WHAT NEEDS TO BE DONE:
Go through the records below line by line. Count the lines with "dass" and give the count alone.
○ ○ ○ ○ ○
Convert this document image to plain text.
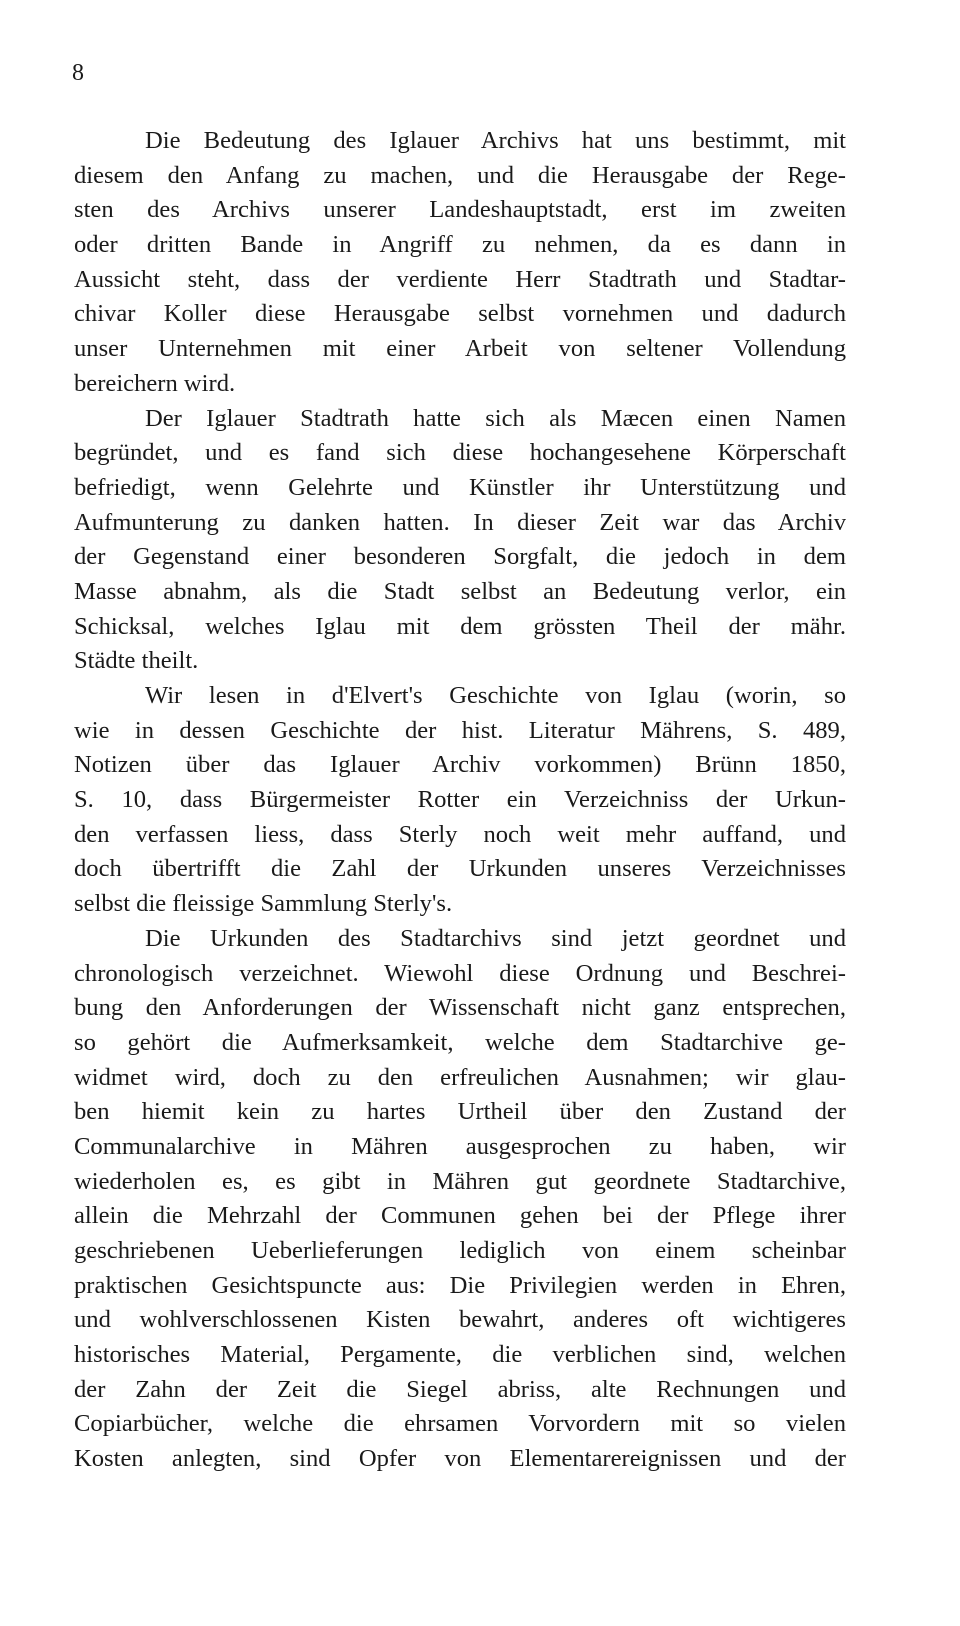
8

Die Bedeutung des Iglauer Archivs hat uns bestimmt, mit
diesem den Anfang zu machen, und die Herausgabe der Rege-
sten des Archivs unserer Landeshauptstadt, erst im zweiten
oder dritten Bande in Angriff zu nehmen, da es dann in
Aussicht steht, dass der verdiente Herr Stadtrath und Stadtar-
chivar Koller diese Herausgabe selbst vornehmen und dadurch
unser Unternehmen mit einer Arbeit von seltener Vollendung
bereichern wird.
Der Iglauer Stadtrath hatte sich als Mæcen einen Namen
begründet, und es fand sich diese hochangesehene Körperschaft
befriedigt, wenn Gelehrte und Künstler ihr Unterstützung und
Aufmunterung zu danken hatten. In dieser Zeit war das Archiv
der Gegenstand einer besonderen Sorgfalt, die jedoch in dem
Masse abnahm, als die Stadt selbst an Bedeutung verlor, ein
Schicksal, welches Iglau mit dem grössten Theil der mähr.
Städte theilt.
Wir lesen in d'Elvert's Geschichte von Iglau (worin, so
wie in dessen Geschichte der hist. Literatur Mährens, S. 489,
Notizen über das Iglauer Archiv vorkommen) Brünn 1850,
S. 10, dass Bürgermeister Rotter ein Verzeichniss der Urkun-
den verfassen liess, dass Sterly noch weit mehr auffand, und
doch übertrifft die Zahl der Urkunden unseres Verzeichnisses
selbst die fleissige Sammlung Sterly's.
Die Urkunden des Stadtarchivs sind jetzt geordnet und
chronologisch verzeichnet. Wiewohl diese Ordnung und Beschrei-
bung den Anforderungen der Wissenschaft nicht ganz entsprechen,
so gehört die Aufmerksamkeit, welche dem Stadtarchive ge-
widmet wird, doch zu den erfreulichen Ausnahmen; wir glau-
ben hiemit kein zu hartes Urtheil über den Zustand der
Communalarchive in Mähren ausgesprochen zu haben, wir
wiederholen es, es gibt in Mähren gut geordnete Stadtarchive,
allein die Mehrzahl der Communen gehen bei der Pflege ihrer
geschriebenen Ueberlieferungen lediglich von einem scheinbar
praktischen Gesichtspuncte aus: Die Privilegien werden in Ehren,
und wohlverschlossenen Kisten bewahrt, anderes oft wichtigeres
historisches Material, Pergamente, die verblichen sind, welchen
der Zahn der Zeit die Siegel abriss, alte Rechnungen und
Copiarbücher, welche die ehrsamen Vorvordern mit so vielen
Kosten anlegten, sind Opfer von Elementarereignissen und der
○ ○ ○ ○ ○
WRITTEN RESPONSE:
3